»»
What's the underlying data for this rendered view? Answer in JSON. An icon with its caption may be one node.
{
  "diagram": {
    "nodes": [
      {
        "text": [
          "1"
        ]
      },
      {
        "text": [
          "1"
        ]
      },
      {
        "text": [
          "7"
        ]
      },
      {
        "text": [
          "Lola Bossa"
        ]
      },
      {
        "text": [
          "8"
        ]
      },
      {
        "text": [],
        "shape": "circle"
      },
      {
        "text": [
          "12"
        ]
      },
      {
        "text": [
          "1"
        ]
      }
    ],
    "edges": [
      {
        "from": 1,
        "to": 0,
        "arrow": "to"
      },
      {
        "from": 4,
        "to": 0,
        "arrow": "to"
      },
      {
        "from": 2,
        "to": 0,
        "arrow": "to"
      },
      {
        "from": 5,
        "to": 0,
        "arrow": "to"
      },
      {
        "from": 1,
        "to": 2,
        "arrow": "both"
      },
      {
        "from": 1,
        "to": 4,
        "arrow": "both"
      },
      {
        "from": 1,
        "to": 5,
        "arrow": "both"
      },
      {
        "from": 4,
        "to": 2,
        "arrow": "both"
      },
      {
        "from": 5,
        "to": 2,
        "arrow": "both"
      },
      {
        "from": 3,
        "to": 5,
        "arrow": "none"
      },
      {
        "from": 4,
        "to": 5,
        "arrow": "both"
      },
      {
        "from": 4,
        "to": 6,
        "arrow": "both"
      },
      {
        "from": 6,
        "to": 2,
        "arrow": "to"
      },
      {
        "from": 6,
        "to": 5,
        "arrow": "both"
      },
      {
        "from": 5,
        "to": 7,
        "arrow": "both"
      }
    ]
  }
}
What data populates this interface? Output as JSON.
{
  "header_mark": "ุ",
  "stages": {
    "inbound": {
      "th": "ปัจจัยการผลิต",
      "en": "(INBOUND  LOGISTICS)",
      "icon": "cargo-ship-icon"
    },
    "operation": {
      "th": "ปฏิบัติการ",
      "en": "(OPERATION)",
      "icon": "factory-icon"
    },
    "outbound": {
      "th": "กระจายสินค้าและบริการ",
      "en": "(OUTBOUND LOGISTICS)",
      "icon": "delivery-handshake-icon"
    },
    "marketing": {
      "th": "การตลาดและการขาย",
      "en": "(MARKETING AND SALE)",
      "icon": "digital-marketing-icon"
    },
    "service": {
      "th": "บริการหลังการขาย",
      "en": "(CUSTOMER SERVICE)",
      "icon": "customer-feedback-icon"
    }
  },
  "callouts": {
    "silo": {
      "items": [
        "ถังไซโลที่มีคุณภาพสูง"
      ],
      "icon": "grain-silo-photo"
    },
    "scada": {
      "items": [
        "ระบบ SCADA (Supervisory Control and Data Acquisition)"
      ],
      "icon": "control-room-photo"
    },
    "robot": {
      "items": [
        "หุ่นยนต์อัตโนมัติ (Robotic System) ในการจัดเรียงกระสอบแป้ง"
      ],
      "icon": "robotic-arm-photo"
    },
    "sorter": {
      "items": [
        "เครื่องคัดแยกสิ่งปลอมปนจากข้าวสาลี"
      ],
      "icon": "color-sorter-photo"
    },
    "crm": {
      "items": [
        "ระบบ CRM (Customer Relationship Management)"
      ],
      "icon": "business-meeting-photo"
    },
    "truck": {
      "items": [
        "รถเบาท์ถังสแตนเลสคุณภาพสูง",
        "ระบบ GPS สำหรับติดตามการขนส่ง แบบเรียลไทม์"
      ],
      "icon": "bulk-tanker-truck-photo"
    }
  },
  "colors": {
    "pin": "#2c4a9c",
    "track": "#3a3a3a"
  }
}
««
How many lines of the data contain the word "this"? Answer with the number alone.

2